-- Task directions --
Look through the listing and locate every line containing the word "Successfully"; copy those lines.

-- Stored rows --
☆ ☆ ☆ ☆

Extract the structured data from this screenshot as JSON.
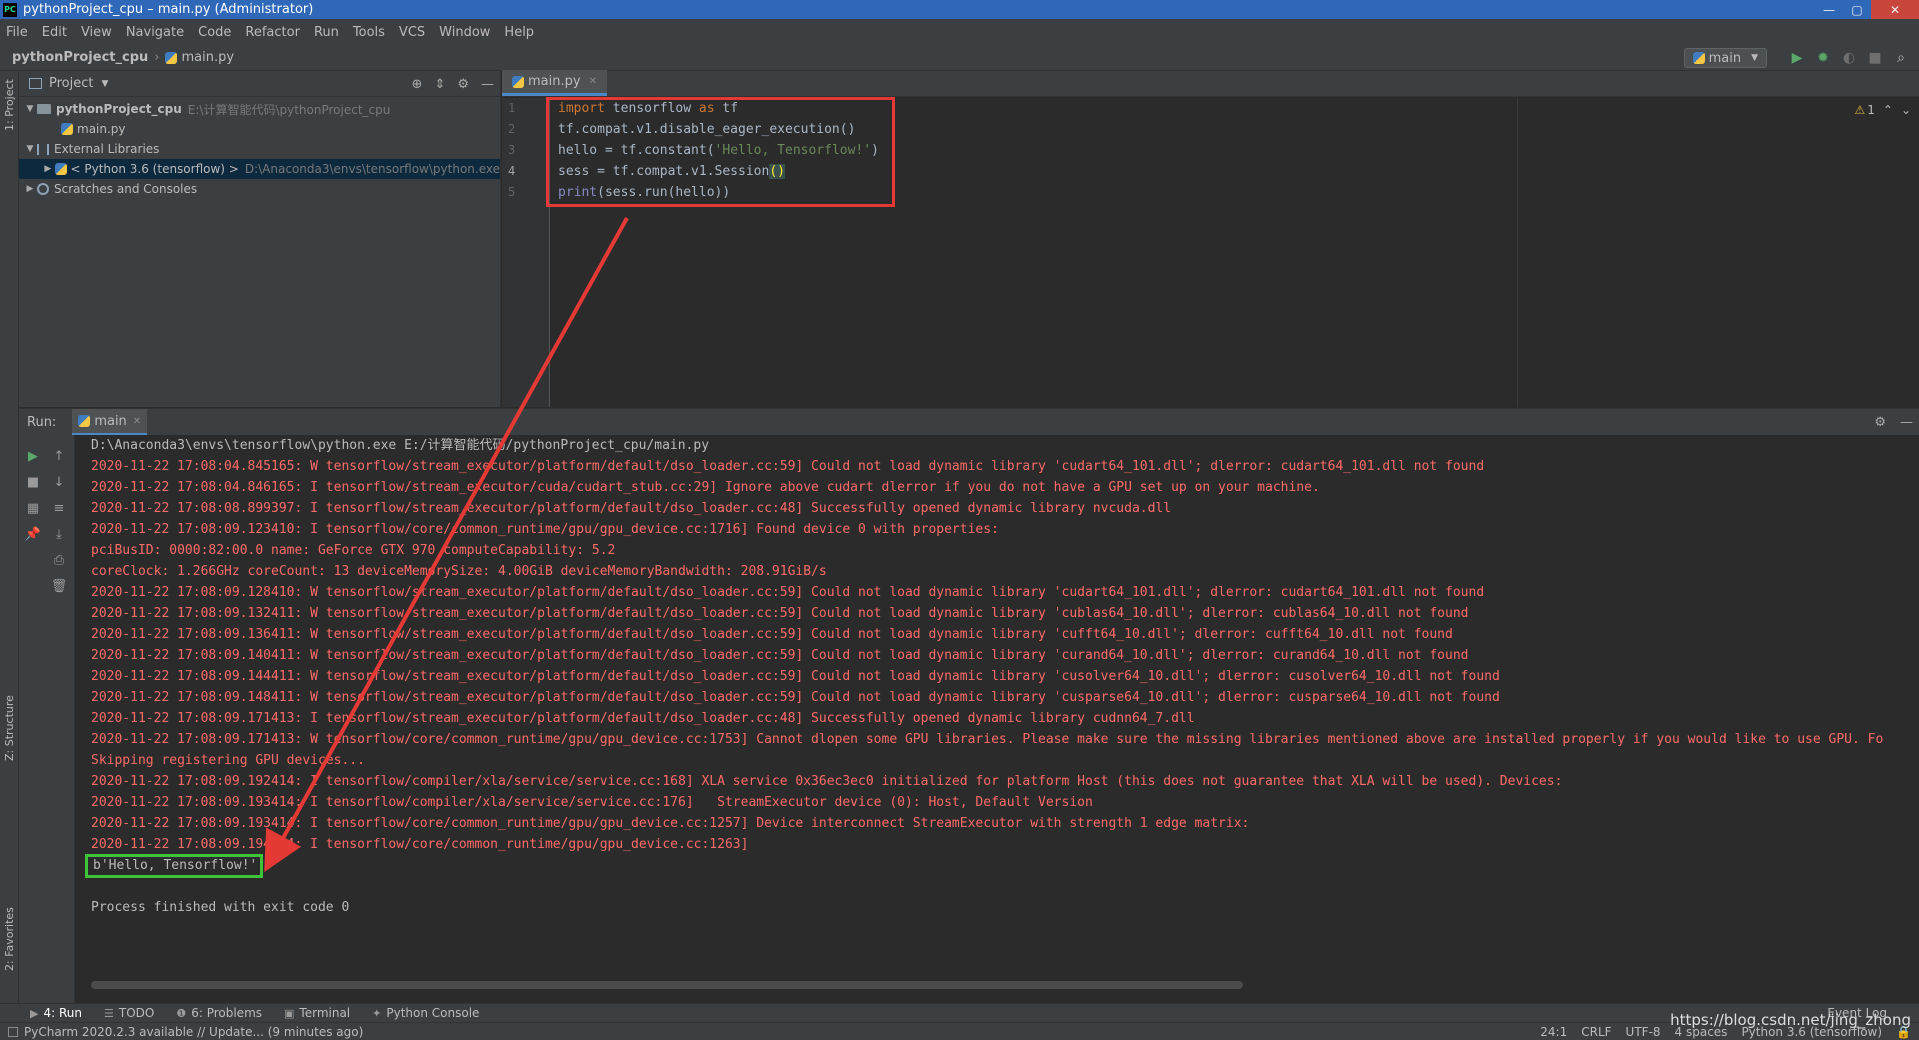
{
  "window": {
    "title": "pythonProject_cpu – main.py (Administrator)",
    "app_icon_text": "PC",
    "minimize": "—",
    "maximize": "▢",
    "close": "✕"
  },
  "menu": [
    "File",
    "Edit",
    "View",
    "Navigate",
    "Code",
    "Refactor",
    "Run",
    "Tools",
    "VCS",
    "Window",
    "Help"
  ],
  "navbar": {
    "project": "pythonProject_cpu",
    "separator": "›",
    "file": "main.py",
    "run_config": "main"
  },
  "left_stripe": {
    "project_label": "1: Project",
    "structure_label": "Z: Structure",
    "favorites_label": "2: Favorites"
  },
  "project_panel": {
    "title": "Project",
    "tree": [
      {
        "label": "pythonProject_cpu",
        "detail": "E:\\计算智能代码\\pythonProject_cpu"
      },
      {
        "label": "main.py",
        "detail": ""
      },
      {
        "label": "External Libraries",
        "detail": ""
      },
      {
        "label": "< Python 3.6 (tensorflow) >",
        "detail": "D:\\Anaconda3\\envs\\tensorflow\\python.exe"
      },
      {
        "label": "Scratches and Consoles",
        "detail": ""
      }
    ]
  },
  "editor": {
    "tab_label": "main.py",
    "line_numbers": [
      "1",
      "2",
      "3",
      "4",
      "5"
    ],
    "inspection": {
      "warning_count": "1"
    },
    "code": {
      "l1_kw": "import",
      "l1_rest": " tensorflow ",
      "l1_as": "as",
      "l1_alias": " tf",
      "l2": "tf.compat.v1.disable_eager_execution()",
      "l3_pre": "hello = tf.constant(",
      "l3_str": "'Hello, Tensorflow!'",
      "l3_post": ")",
      "l4_pre": "sess = tf.compat.v1.Session",
      "l4_paren": "()",
      "l5_fn": "print",
      "l5_rest": "(sess.run(hello))"
    }
  },
  "run_panel": {
    "label": "Run:",
    "tab_label": "main",
    "command": "D:\\Anaconda3\\envs\\tensorflow\\python.exe E:/计算智能代码/pythonProject_cpu/main.py",
    "log_lines": [
      "2020-11-22 17:08:04.845165: W tensorflow/stream_executor/platform/default/dso_loader.cc:59] Could not load dynamic library 'cudart64_101.dll'; dlerror: cudart64_101.dll not found",
      "2020-11-22 17:08:04.846165: I tensorflow/stream_executor/cuda/cudart_stub.cc:29] Ignore above cudart dlerror if you do not have a GPU set up on your machine.",
      "2020-11-22 17:08:08.899397: I tensorflow/stream_executor/platform/default/dso_loader.cc:48] Successfully opened dynamic library nvcuda.dll",
      "2020-11-22 17:08:09.123410: I tensorflow/core/common_runtime/gpu/gpu_device.cc:1716] Found device 0 with properties:",
      "pciBusID: 0000:82:00.0 name: GeForce GTX 970 computeCapability: 5.2",
      "coreClock: 1.266GHz coreCount: 13 deviceMemorySize: 4.00GiB deviceMemoryBandwidth: 208.91GiB/s",
      "2020-11-22 17:08:09.128410: W tensorflow/stream_executor/platform/default/dso_loader.cc:59] Could not load dynamic library 'cudart64_101.dll'; dlerror: cudart64_101.dll not found",
      "2020-11-22 17:08:09.132411: W tensorflow/stream_executor/platform/default/dso_loader.cc:59] Could not load dynamic library 'cublas64_10.dll'; dlerror: cublas64_10.dll not found",
      "2020-11-22 17:08:09.136411: W tensorflow/stream_executor/platform/default/dso_loader.cc:59] Could not load dynamic library 'cufft64_10.dll'; dlerror: cufft64_10.dll not found",
      "2020-11-22 17:08:09.140411: W tensorflow/stream_executor/platform/default/dso_loader.cc:59] Could not load dynamic library 'curand64_10.dll'; dlerror: curand64_10.dll not found",
      "2020-11-22 17:08:09.144411: W tensorflow/stream_executor/platform/default/dso_loader.cc:59] Could not load dynamic library 'cusolver64_10.dll'; dlerror: cusolver64_10.dll not found",
      "2020-11-22 17:08:09.148411: W tensorflow/stream_executor/platform/default/dso_loader.cc:59] Could not load dynamic library 'cusparse64_10.dll'; dlerror: cusparse64_10.dll not found",
      "2020-11-22 17:08:09.171413: I tensorflow/stream_executor/platform/default/dso_loader.cc:48] Successfully opened dynamic library cudnn64_7.dll",
      "2020-11-22 17:08:09.171413: W tensorflow/core/common_runtime/gpu/gpu_device.cc:1753] Cannot dlopen some GPU libraries. Please make sure the missing libraries mentioned above are installed properly if you would like to use GPU. Fo",
      "Skipping registering GPU devices...",
      "2020-11-22 17:08:09.192414: I tensorflow/compiler/xla/service/service.cc:168] XLA service 0x36ec3ec0 initialized for platform Host (this does not guarantee that XLA will be used). Devices:",
      "2020-11-22 17:08:09.193414: I tensorflow/compiler/xla/service/service.cc:176]   StreamExecutor device (0): Host, Default Version",
      "2020-11-22 17:08:09.193414: I tensorflow/core/common_runtime/gpu/gpu_device.cc:1257] Device interconnect StreamExecutor with strength 1 edge matrix:",
      "2020-11-22 17:08:09.194414: I tensorflow/core/common_runtime/gpu/gpu_device.cc:1263]"
    ],
    "result": "b'Hello, Tensorflow!'",
    "exit": "Process finished with exit code 0"
  },
  "bottom_tools": [
    {
      "icon": "▶",
      "label": "4: Run"
    },
    {
      "icon": "☰",
      "label": "TODO"
    },
    {
      "icon": "❶",
      "label": "6: Problems"
    },
    {
      "icon": "▣",
      "label": "Terminal"
    },
    {
      "icon": "✦",
      "label": "Python Console"
    }
  ],
  "event_log": "Event Log",
  "status": {
    "message": "PyCharm 2020.2.3 available // Update... (9 minutes ago)",
    "position": "24:1",
    "line_sep": "CRLF",
    "encoding": "UTF-8",
    "indent": "4 spaces",
    "interpreter": "Python 3.6 (tensorflow)"
  },
  "watermark": "https://blog.csdn.net/jing_zhong",
  "colors": {
    "annotation_red": "#e53935",
    "annotation_green": "#3ec43a",
    "log_red": "#ff6b68"
  }
}
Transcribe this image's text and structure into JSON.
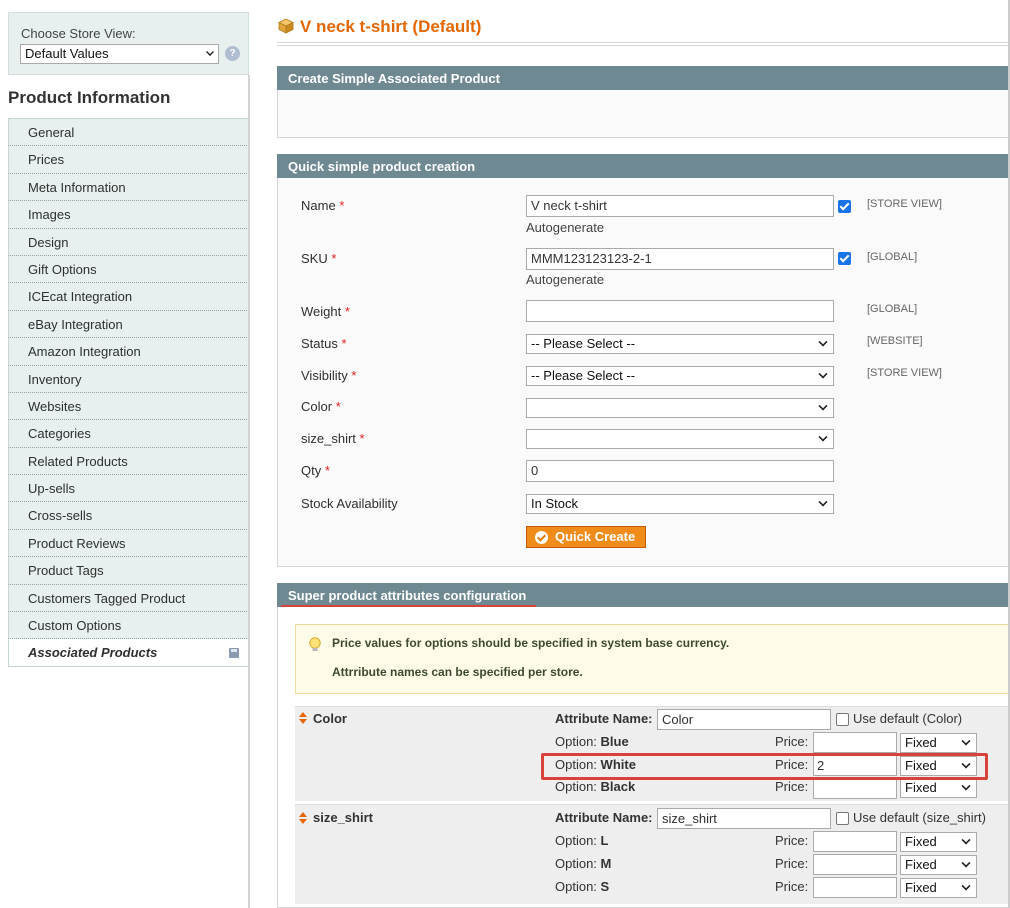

☆ ☆ ☆ ☆

-- Task answer --
      "2020-11-22 17:08:08.899397: I tensorflow/stream_executor/platform/default/dso_loader.cc:48] Successfully opened dynamic library nvcuda.dll",
      "2020-11-22 17:08:09.171413: I tensorflow/stream_executor/platform/default/dso_loader.cc:48] Successfully opened dynamic library cudnn64_7.dll",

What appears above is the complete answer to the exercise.